(Dataset records)
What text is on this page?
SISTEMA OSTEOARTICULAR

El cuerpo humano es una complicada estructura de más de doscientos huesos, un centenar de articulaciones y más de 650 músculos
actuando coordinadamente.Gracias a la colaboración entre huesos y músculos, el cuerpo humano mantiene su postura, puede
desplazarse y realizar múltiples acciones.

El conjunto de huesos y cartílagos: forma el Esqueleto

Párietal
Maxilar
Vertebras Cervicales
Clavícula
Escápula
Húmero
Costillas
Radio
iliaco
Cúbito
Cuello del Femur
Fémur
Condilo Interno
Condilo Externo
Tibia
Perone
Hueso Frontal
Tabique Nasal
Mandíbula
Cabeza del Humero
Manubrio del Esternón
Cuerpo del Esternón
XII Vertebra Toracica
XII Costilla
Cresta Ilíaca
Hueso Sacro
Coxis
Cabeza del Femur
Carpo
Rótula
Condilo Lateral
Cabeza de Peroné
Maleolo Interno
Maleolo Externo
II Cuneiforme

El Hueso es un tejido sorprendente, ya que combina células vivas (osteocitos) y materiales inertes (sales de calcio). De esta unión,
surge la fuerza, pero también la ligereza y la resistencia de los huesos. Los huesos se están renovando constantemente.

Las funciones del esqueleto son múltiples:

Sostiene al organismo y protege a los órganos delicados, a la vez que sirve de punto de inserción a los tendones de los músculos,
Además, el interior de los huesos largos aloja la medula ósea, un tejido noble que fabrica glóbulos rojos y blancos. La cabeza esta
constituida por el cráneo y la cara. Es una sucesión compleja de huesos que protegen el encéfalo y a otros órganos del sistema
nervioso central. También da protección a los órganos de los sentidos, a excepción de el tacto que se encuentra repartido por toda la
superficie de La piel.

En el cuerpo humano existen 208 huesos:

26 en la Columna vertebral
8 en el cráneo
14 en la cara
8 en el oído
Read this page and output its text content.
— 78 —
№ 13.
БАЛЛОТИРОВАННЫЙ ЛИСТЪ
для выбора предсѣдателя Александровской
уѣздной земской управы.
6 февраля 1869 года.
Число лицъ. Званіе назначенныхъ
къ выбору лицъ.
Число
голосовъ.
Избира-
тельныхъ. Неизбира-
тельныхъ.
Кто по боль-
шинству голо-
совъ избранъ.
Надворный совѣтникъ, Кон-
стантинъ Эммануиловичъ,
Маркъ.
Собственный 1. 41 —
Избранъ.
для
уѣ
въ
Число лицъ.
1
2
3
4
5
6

Work required
Copy out the whole listing exactly.

The completed task
What text is on this page?
SISTEMA OSTEOARTICULAR

El cuerpo humano es una complicada estructura de más de doscientos huesos, un centenar de articulaciones y más de 650 músculos
actuando coordinadamente.Gracias a la colaboración entre huesos y músculos, el cuerpo humano mantiene su postura, puede
desplazarse y realizar múltiples acciones.

El conjunto de huesos y cartílagos: forma el Esqueleto

Párietal
Maxilar
Vertebras Cervicales
Clavícula
Escápula
Húmero
Costillas
Radio
iliaco
Cúbito
Cuello del Femur
Fémur
Condilo Interno
Condilo Externo
Tibia
Perone
Hueso Frontal
Tabique Nasal
Mandíbula
Cabeza del Humero
Manubrio del Esternón
Cuerpo del Esternón
XII Vertebra Toracica
XII Costilla
Cresta Ilíaca
Hueso Sacro
Coxis
Cabeza del Femur
Carpo
Rótula
Condilo Lateral
Cabeza de Peroné
Maleolo Interno
Maleolo Externo
II Cuneiforme

El Hueso es un tejido sorprendente, ya que combina células vivas (osteocitos) y materiales inertes (sales de calcio). De esta unión,
surge la fuerza, pero también la ligereza y la resistencia de los huesos. Los huesos se están renovando constantemente.

Las funciones del esqueleto son múltiples:

Sostiene al organismo y protege a los órganos delicados, a la vez que sirve de punto de inserción a los tendones de los músculos,
Además, el interior de los huesos largos aloja la medula ósea, un tejido noble que fabrica glóbulos rojos y blancos. La cabeza esta
constituida por el cráneo y la cara. Es una sucesión compleja de huesos que protegen el encéfalo y a otros órganos del sistema
nervioso central. También da protección a los órganos de los sentidos, a excepción de el tacto que se encuentra repartido por toda la
superficie de La piel.

En el cuerpo humano existen 208 huesos:

26 en la Columna vertebral
8 en el cráneo
14 en la cara
8 en el oído
Read this page and output its text content.
— 78 —
№ 13.
БАЛЛОТИРОВАННЫЙ ЛИСТЪ
для выбора предсѣдателя Александровской
уѣздной земской управы.
6 февраля 1869 года.
Число лицъ. Званіе назначенныхъ
къ выбору лицъ.
Число
голосовъ.
Избира-
тельныхъ. Неизбира-
тельныхъ.
Кто по боль-
шинству голо-
совъ избранъ.
Надворный совѣтникъ, Кон-
стантинъ Эммануиловичъ,
Маркъ.
Собственный 1. 41 —
Избранъ.
для
уѣ
въ
Число лицъ.
1
2
3
4
5
6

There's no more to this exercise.